Start

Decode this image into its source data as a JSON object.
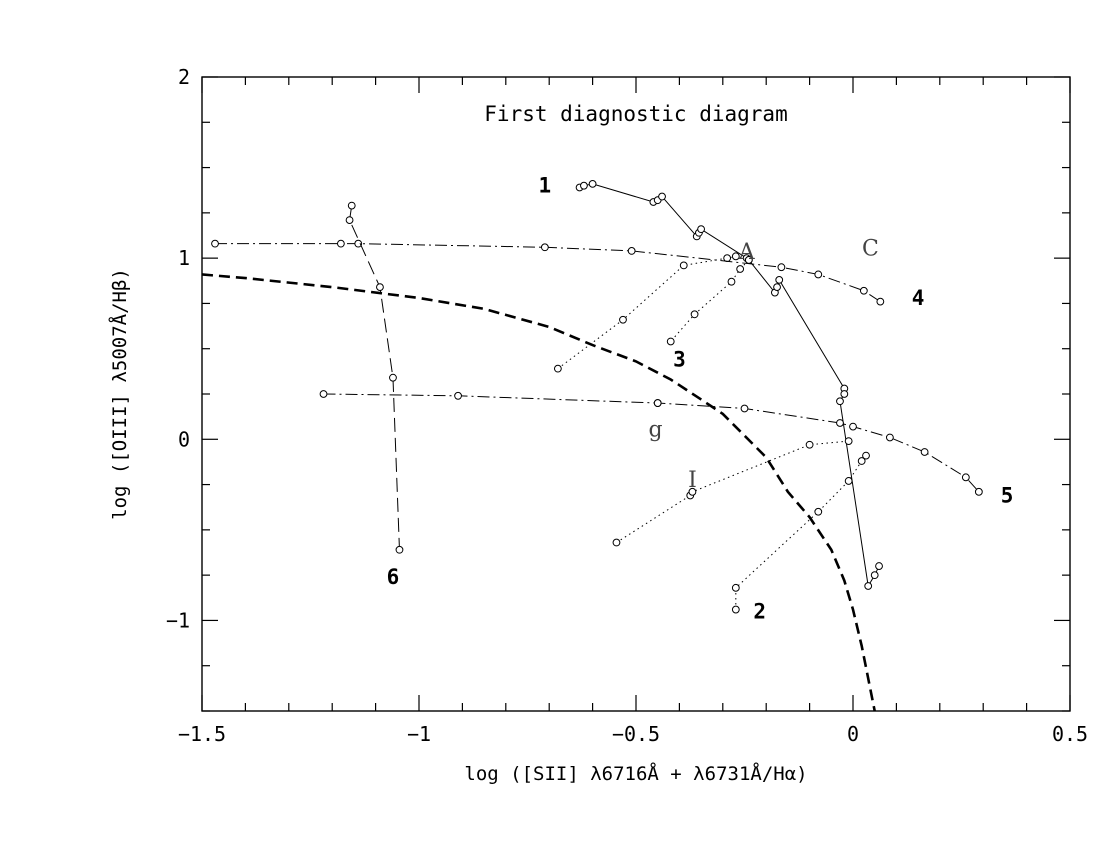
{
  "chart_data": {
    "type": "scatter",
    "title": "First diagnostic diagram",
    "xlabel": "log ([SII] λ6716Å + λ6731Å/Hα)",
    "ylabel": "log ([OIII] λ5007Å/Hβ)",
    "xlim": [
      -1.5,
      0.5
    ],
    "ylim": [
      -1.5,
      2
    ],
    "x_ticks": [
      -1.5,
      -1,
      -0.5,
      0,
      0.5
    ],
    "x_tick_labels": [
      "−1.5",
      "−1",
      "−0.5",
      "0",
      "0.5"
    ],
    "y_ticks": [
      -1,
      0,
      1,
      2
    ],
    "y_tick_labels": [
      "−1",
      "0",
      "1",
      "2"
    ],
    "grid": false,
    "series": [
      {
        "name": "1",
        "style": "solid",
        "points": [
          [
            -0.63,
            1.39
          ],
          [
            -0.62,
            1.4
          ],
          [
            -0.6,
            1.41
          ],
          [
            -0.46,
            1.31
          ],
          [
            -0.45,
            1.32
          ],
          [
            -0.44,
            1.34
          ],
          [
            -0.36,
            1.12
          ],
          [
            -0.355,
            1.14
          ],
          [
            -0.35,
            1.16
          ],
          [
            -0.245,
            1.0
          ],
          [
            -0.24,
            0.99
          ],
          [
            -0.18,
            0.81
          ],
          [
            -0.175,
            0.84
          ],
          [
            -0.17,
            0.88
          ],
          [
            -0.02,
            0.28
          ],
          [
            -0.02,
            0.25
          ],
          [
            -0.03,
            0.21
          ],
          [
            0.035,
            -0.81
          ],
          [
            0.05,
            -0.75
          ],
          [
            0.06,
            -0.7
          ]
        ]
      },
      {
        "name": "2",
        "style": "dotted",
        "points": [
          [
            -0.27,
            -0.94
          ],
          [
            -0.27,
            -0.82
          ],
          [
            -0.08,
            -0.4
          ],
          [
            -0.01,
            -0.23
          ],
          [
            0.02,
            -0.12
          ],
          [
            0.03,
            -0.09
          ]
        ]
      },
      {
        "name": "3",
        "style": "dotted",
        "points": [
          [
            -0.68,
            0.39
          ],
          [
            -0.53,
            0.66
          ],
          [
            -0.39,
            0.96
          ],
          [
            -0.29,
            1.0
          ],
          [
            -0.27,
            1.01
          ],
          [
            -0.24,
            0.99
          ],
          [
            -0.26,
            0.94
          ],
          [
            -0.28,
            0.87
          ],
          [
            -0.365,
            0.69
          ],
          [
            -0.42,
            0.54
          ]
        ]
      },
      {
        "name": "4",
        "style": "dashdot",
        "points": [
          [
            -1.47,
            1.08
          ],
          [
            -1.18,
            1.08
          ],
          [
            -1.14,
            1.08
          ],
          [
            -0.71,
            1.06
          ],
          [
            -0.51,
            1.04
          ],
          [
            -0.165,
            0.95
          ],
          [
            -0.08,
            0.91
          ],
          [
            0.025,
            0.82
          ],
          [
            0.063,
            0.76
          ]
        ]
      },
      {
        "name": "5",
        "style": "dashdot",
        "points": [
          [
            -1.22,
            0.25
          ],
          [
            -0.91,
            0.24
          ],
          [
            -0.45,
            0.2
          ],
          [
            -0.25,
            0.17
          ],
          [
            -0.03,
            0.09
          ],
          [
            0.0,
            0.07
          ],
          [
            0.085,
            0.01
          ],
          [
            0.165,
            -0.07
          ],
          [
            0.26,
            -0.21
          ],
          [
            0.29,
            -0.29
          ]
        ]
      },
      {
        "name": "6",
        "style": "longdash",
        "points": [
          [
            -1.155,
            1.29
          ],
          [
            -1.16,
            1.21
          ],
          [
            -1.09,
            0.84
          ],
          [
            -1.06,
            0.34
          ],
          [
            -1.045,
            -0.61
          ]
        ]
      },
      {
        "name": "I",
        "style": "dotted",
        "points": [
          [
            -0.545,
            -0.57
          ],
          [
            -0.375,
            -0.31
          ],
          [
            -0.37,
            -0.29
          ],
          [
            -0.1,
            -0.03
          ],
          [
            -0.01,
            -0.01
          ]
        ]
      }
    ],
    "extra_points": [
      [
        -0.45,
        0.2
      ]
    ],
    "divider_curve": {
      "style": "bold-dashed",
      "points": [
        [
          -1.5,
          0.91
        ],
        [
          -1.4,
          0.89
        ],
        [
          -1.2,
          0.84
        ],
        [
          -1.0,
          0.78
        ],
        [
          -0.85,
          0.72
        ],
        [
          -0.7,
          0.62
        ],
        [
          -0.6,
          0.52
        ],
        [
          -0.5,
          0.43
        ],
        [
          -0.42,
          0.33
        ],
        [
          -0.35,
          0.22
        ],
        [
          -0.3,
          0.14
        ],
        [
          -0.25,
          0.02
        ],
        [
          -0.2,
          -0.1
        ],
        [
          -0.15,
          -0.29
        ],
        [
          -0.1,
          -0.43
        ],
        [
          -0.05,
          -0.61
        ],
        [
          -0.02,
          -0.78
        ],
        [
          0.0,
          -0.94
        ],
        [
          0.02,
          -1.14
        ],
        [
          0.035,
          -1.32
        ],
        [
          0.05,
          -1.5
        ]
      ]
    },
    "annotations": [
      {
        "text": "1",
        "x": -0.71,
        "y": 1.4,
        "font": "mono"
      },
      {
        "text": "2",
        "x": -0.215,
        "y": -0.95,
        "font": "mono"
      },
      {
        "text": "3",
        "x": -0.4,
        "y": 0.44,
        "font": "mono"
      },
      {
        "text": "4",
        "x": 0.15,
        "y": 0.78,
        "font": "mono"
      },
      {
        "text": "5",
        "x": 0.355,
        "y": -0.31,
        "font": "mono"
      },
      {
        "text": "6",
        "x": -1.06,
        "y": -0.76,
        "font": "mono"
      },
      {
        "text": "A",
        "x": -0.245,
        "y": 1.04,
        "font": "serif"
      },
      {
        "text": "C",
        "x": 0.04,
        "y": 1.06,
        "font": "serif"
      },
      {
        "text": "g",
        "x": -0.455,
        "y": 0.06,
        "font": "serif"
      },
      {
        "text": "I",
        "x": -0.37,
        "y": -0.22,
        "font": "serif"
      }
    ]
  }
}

End

Problem:
Find the lines containing "name" and pull them out.

Completed exercise:
        "name": "1",
        "name": "2",
        "name": "3",
        "name": "4",
        "name": "5",
        "name": "6",
        "name": "I",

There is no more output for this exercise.